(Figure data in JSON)
---*---

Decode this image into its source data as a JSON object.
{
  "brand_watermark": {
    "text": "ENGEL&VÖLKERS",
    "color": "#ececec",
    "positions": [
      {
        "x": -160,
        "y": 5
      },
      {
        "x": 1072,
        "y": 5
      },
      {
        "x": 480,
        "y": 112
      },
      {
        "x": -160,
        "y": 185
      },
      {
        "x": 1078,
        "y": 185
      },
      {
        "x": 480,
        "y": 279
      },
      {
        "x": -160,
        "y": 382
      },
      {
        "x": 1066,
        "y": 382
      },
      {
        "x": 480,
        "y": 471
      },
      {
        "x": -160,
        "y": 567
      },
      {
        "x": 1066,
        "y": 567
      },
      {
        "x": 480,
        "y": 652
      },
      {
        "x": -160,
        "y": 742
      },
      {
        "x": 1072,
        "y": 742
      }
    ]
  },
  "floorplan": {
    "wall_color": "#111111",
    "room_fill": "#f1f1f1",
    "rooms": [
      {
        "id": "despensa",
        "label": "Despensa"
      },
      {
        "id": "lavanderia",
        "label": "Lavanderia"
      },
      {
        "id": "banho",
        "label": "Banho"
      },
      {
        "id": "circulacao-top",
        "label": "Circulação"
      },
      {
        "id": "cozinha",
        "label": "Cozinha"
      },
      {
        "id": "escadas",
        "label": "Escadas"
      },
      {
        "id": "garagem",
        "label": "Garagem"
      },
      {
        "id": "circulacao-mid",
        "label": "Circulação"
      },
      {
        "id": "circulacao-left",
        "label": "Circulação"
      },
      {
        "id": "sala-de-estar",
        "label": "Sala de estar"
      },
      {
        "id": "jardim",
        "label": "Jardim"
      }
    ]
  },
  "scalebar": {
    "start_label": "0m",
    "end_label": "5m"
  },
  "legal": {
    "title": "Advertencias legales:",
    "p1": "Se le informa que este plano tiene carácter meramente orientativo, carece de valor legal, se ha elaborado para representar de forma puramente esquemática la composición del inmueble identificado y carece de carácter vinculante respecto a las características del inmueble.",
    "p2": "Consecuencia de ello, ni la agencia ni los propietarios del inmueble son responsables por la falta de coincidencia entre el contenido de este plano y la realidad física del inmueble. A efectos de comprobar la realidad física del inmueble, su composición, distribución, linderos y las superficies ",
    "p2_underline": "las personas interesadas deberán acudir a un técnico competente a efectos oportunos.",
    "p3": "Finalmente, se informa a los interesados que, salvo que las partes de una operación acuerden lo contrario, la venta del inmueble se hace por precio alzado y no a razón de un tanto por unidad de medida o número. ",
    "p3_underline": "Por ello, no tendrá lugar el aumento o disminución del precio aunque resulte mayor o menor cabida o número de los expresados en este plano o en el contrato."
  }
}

---*---

• [Short problem] Scan the material for lines with the word "este", and copy each line you find.

• [Exercise result]
    "p1": "Se le informa que este plano tiene carácter meramente orientativo, carece de valor legal, se ha elaborado para representar de forma puramente esquemática la composición del inmueble identificado y carece de carácter vinculante respecto a las características del inmueble.",
    "p2": "Consecuencia de ello, ni la agencia ni los propietarios del inmueble son responsables por la falta de coincidencia entre el contenido de este plano y la realidad física del inmueble. A efectos de comprobar la realidad física del inmueble, su composición, distribución, linderos y las superficies ",
    "p3_underline": "Por ello, no tendrá lugar el aumento o disminución del precio aunque resulte mayor o menor cabida o número de los expresados en este plano o en el contrato."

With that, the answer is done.